> [Written request]
Track down the lines that contain "around" and copy them.

> [Supplied information]
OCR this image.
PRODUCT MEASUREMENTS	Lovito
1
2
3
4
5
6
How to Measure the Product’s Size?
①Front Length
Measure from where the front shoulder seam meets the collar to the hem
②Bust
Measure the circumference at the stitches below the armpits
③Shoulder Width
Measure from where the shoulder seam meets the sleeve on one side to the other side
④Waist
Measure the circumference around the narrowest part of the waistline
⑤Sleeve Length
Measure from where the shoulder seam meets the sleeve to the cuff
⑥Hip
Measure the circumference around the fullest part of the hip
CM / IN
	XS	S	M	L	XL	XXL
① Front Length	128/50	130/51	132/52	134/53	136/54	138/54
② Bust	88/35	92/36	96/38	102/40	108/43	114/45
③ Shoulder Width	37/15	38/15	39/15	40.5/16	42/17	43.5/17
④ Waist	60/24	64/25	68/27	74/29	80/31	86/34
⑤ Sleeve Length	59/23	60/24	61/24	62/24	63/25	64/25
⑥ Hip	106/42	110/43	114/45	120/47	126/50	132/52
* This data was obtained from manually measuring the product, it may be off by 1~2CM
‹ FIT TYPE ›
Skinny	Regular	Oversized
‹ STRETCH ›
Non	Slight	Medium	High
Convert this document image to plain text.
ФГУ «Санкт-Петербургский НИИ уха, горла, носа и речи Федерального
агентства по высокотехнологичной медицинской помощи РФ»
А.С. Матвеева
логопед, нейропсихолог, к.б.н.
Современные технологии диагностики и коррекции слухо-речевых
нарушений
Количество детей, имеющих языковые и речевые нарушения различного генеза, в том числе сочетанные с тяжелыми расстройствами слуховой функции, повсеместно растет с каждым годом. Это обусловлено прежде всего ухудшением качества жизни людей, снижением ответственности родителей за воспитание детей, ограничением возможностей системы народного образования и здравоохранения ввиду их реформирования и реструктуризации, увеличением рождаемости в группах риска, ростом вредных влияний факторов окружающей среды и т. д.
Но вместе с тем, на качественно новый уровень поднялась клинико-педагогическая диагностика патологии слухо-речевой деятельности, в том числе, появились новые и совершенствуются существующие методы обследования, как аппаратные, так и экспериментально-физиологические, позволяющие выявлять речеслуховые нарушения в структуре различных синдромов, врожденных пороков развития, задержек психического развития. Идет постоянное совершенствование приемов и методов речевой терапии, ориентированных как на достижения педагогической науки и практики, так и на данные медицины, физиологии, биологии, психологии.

> [Answer to this task]
Measure the circumference around the narrowest part of the waistline
Measure the circumference around the fullest part of the hip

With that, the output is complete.